(Datos de anotación de diseño visual)
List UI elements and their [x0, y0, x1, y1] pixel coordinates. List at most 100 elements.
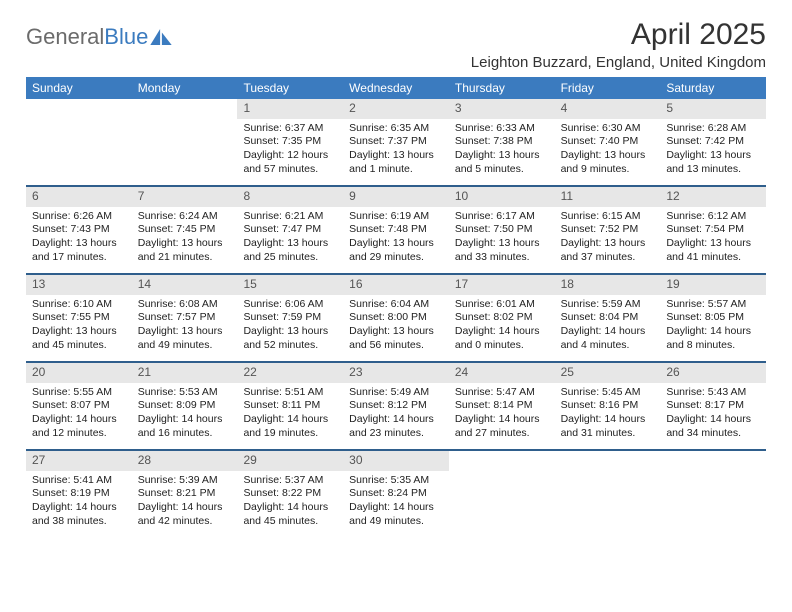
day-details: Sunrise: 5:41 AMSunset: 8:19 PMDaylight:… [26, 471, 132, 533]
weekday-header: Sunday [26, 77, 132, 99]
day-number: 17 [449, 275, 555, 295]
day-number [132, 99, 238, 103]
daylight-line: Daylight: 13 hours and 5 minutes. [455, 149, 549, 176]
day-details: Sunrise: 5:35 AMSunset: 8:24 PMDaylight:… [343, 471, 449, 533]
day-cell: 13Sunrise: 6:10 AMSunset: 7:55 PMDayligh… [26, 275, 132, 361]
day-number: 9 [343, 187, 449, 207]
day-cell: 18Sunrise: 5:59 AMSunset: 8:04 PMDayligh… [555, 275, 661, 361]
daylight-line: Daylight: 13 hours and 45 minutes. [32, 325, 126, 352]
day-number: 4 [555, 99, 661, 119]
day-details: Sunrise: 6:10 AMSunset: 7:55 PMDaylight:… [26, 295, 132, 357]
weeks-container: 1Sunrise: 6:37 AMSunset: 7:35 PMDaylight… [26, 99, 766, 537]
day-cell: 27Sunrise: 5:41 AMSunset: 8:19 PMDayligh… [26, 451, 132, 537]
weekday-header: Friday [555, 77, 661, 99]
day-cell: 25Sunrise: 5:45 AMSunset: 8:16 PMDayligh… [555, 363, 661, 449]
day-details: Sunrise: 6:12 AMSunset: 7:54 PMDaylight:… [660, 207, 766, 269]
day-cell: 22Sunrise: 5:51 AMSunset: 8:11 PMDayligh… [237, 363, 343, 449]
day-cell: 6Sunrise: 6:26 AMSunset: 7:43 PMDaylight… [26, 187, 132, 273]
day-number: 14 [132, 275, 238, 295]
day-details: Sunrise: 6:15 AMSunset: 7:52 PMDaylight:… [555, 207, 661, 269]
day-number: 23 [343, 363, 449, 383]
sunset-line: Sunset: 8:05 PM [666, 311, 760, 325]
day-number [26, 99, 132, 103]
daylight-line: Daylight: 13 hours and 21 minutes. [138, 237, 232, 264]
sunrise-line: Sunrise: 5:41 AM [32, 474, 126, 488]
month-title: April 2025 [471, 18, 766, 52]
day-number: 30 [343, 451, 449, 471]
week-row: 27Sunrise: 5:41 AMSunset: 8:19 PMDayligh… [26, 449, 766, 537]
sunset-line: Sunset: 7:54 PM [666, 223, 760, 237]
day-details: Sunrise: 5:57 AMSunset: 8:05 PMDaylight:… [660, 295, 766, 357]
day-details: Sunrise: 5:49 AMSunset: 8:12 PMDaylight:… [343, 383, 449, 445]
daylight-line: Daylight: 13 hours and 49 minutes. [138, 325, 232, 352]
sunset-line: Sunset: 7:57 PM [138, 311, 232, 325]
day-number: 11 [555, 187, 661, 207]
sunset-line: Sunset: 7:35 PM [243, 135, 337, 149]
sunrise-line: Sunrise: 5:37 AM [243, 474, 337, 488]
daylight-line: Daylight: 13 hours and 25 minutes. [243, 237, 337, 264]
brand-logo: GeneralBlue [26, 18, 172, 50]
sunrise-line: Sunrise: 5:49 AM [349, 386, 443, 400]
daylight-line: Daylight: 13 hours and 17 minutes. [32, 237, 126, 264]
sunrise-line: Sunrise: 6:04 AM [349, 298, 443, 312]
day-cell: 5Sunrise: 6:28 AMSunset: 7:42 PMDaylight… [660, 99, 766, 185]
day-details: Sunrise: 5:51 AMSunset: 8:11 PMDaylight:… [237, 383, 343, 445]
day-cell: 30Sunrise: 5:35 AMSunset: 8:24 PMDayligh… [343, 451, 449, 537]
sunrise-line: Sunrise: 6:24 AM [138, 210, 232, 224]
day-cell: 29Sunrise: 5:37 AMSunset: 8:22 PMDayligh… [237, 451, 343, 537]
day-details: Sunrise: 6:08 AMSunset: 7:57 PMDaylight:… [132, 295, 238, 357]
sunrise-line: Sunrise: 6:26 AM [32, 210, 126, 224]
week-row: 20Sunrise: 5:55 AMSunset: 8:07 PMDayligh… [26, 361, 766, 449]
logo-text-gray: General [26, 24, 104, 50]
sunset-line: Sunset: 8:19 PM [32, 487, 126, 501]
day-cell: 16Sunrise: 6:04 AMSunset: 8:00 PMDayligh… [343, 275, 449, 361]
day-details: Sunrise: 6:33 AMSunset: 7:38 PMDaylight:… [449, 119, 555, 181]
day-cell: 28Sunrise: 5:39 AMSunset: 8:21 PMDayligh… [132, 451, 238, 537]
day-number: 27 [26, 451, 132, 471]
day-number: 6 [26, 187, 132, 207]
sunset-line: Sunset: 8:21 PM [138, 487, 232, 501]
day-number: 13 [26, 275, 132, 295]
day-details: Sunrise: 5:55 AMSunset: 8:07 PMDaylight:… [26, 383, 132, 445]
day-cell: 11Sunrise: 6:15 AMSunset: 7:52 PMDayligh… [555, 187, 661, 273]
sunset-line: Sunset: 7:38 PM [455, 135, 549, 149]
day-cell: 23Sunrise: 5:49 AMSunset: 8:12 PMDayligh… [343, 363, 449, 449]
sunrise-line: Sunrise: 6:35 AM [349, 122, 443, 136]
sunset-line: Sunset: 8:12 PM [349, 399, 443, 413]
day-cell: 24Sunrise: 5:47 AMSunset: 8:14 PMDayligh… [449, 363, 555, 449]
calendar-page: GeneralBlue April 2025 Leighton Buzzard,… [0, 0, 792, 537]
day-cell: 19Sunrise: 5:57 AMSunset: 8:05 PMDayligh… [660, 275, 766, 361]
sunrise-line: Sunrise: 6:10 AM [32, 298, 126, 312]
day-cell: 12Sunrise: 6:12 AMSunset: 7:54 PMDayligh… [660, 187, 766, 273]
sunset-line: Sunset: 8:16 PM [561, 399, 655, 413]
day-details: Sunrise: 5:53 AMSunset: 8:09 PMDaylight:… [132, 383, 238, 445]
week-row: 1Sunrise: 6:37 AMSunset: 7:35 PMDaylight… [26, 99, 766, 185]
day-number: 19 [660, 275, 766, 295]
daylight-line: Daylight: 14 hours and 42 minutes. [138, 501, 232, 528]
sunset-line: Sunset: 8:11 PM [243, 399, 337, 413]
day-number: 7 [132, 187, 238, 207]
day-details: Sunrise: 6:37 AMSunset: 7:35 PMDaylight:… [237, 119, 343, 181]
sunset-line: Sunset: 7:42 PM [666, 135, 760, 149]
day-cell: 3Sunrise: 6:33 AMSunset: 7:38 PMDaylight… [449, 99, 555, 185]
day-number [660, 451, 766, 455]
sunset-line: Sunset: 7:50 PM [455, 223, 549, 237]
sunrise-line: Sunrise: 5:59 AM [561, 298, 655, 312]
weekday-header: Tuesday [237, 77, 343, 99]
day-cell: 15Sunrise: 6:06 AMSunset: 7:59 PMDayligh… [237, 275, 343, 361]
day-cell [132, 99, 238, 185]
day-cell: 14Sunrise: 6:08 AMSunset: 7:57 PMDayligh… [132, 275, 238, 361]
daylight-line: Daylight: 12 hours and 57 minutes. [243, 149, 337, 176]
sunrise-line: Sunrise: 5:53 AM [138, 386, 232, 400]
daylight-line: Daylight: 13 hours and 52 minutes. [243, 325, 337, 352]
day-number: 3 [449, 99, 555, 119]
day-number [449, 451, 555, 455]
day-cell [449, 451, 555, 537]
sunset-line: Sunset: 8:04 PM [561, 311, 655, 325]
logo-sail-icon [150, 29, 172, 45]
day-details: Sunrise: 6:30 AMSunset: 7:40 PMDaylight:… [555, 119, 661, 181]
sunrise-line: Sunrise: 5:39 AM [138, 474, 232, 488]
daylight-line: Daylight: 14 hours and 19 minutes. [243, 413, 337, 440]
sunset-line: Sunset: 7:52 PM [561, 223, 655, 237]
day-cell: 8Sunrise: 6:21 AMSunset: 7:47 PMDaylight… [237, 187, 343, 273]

* * *

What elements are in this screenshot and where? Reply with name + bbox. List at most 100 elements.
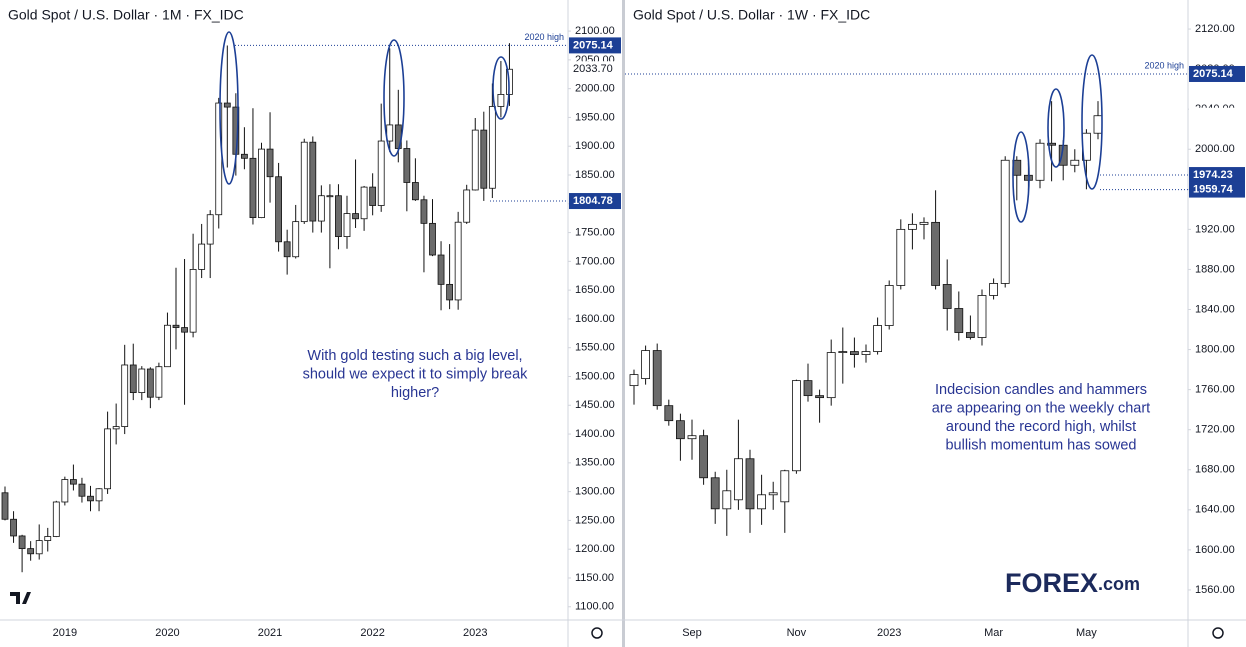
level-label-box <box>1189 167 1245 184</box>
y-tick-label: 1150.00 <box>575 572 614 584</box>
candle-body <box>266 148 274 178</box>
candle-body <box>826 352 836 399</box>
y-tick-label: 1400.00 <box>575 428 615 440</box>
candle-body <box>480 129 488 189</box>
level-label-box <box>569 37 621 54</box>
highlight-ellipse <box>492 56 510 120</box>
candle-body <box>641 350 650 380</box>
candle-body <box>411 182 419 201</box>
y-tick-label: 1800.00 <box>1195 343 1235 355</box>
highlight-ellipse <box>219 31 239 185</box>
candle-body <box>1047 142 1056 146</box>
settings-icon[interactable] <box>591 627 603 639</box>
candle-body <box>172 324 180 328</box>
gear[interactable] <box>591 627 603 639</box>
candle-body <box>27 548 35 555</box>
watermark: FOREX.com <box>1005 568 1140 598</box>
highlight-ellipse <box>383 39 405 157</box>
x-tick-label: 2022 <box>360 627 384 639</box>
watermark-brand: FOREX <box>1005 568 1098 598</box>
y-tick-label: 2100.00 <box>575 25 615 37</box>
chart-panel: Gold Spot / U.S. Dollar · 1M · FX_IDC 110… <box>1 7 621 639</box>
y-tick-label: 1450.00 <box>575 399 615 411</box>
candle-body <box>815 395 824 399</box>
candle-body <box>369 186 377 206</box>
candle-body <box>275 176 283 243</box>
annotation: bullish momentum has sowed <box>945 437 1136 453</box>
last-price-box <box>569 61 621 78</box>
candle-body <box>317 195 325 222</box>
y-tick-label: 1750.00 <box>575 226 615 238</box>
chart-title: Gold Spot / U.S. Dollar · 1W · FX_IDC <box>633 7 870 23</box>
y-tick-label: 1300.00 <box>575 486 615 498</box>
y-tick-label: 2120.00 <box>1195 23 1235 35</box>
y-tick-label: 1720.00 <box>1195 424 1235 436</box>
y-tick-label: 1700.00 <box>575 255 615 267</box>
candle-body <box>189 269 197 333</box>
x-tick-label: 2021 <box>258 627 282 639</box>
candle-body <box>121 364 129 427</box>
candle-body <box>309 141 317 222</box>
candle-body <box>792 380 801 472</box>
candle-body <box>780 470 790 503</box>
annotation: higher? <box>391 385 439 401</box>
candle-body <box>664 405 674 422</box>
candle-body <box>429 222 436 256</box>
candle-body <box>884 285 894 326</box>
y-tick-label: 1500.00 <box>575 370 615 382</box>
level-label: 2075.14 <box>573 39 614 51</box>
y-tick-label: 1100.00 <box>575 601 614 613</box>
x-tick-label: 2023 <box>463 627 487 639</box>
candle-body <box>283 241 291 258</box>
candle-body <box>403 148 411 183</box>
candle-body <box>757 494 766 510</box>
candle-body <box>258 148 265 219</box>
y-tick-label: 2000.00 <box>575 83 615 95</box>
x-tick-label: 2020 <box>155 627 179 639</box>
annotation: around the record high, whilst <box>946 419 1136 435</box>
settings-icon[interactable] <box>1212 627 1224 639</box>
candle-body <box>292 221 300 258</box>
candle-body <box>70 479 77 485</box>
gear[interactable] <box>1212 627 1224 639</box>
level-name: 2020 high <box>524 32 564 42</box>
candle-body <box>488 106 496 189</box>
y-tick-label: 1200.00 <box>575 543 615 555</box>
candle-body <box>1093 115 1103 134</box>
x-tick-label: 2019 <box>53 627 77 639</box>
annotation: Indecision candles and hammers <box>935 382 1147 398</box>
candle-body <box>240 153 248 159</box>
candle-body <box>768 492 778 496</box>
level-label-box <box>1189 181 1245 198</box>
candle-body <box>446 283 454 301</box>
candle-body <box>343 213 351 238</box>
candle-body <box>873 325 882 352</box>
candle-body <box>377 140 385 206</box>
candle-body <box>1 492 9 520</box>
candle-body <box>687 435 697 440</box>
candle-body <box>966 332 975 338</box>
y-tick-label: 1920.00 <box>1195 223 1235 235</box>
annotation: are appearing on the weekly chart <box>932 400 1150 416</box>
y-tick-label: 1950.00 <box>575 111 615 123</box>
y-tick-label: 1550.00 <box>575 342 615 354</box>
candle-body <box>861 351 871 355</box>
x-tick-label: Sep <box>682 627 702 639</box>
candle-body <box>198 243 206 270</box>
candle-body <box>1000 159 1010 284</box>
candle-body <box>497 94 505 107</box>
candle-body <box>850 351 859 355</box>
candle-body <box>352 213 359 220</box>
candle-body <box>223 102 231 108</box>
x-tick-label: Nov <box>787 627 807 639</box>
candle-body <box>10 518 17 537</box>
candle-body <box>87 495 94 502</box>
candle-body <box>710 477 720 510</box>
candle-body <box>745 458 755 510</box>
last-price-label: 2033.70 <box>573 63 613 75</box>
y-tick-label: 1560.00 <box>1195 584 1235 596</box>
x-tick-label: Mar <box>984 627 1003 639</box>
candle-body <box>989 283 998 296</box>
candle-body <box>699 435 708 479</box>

--

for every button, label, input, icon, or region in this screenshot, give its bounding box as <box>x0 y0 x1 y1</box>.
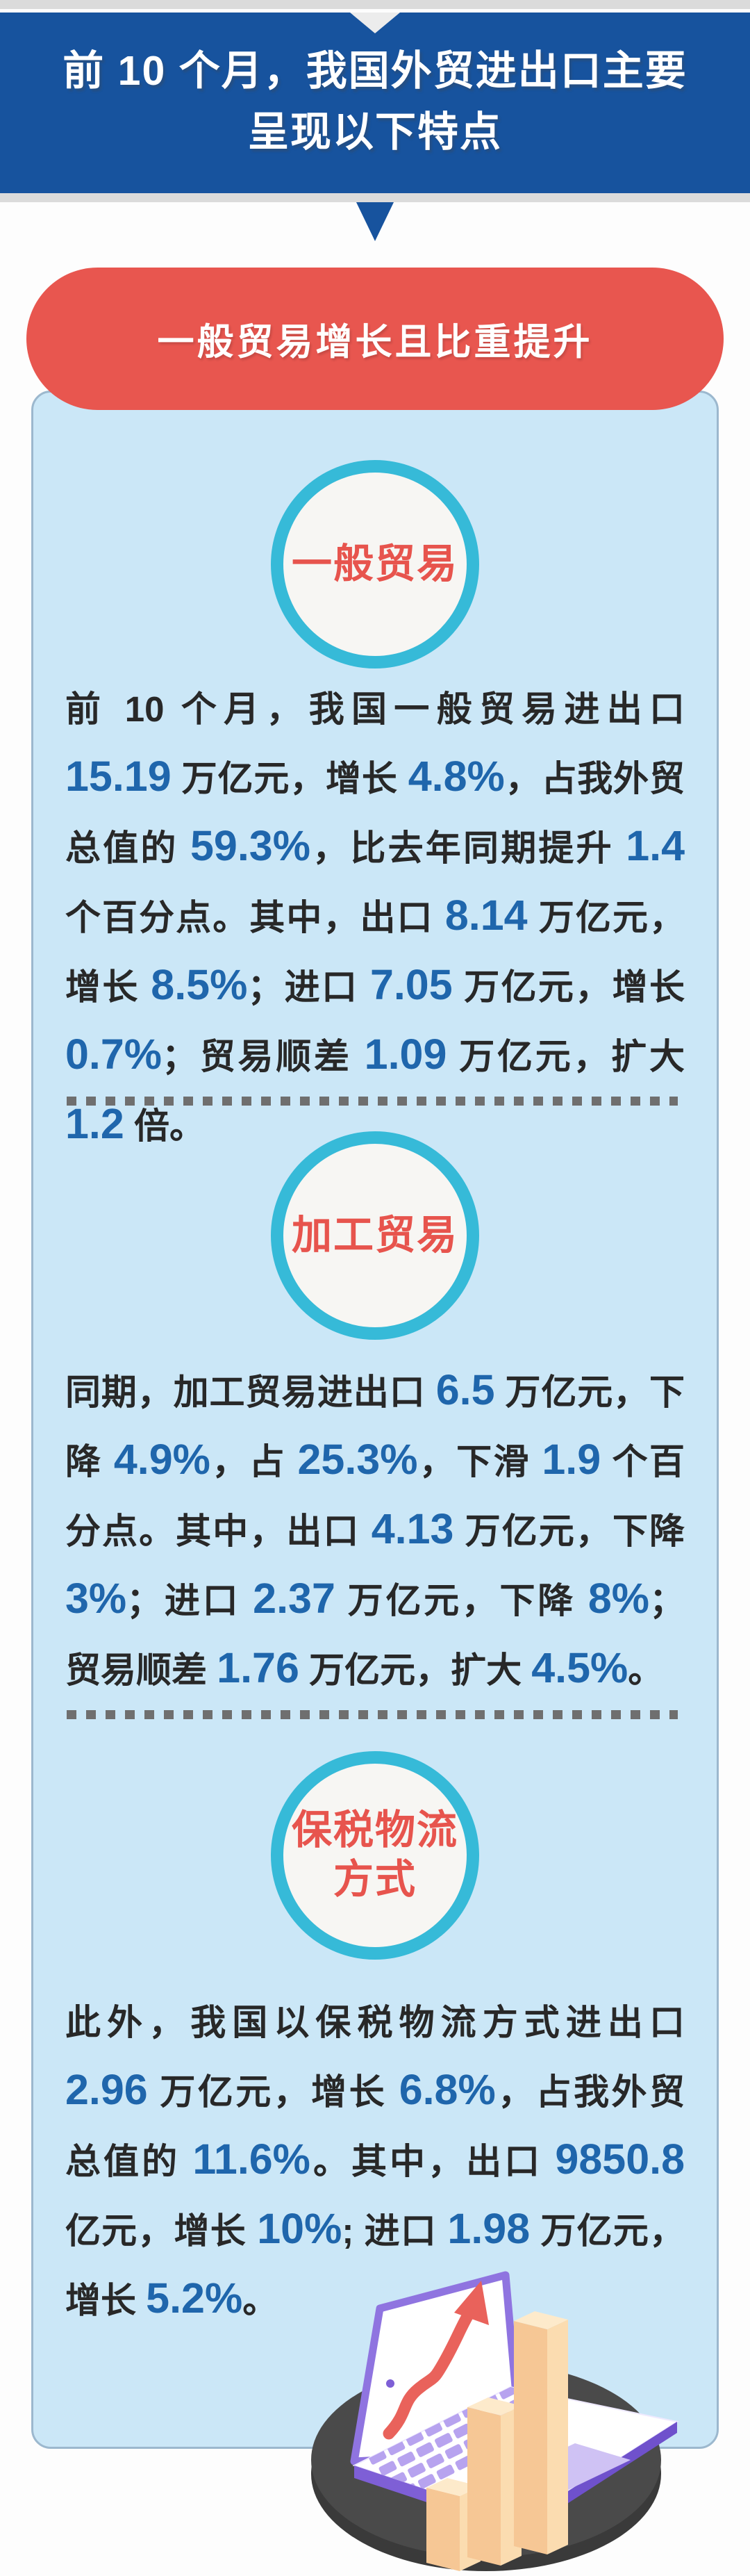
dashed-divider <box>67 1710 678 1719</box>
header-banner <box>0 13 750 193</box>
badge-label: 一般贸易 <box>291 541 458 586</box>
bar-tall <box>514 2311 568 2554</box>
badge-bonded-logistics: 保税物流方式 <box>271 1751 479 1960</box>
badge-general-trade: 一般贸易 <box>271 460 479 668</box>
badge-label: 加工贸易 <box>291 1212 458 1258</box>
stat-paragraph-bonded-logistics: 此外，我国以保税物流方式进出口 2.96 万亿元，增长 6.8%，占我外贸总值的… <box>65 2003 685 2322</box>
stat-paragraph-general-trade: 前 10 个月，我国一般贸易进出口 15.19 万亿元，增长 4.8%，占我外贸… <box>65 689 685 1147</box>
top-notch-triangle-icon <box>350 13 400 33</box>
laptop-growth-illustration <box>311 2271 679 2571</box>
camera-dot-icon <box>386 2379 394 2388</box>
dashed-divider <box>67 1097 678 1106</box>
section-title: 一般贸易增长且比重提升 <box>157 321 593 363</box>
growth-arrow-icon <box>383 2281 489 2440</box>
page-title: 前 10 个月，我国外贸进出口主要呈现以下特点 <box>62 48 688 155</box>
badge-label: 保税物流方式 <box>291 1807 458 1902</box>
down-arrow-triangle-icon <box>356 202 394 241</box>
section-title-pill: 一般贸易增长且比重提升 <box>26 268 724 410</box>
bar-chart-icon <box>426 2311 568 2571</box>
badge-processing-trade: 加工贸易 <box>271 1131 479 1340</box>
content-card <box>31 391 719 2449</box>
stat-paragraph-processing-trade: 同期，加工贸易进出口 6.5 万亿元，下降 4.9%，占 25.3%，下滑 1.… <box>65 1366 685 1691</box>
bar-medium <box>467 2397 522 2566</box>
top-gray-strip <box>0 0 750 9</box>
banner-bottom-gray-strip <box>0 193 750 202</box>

__INSTRUCCIÓN__
Copia tal cual las líneas del listado desde la que contiene "day-details: Sunrise: 5:41" hasta la que contiene "day-cell: 18Sunrise: 5:59", ambas incluidas.

__RESPUESTA__
day-details: Sunrise: 5:41 AMSunset: 8:19 PMDaylight:… [26, 471, 132, 533]
weekday-header: Sunday [26, 77, 132, 99]
day-number: 17 [449, 275, 555, 295]
day-number [132, 99, 238, 103]
daylight-line: Daylight: 13 hours and 5 minutes. [455, 149, 549, 176]
day-details: Sunrise: 5:35 AMSunset: 8:24 PMDaylight:… [343, 471, 449, 533]
day-cell: 13Sunrise: 6:10 AMSunset: 7:55 PMDayligh… [26, 275, 132, 361]
day-number: 9 [343, 187, 449, 207]
day-cell: 18Sunrise: 5:59 AMSunset: 8:04 PMDayligh… [555, 275, 661, 361]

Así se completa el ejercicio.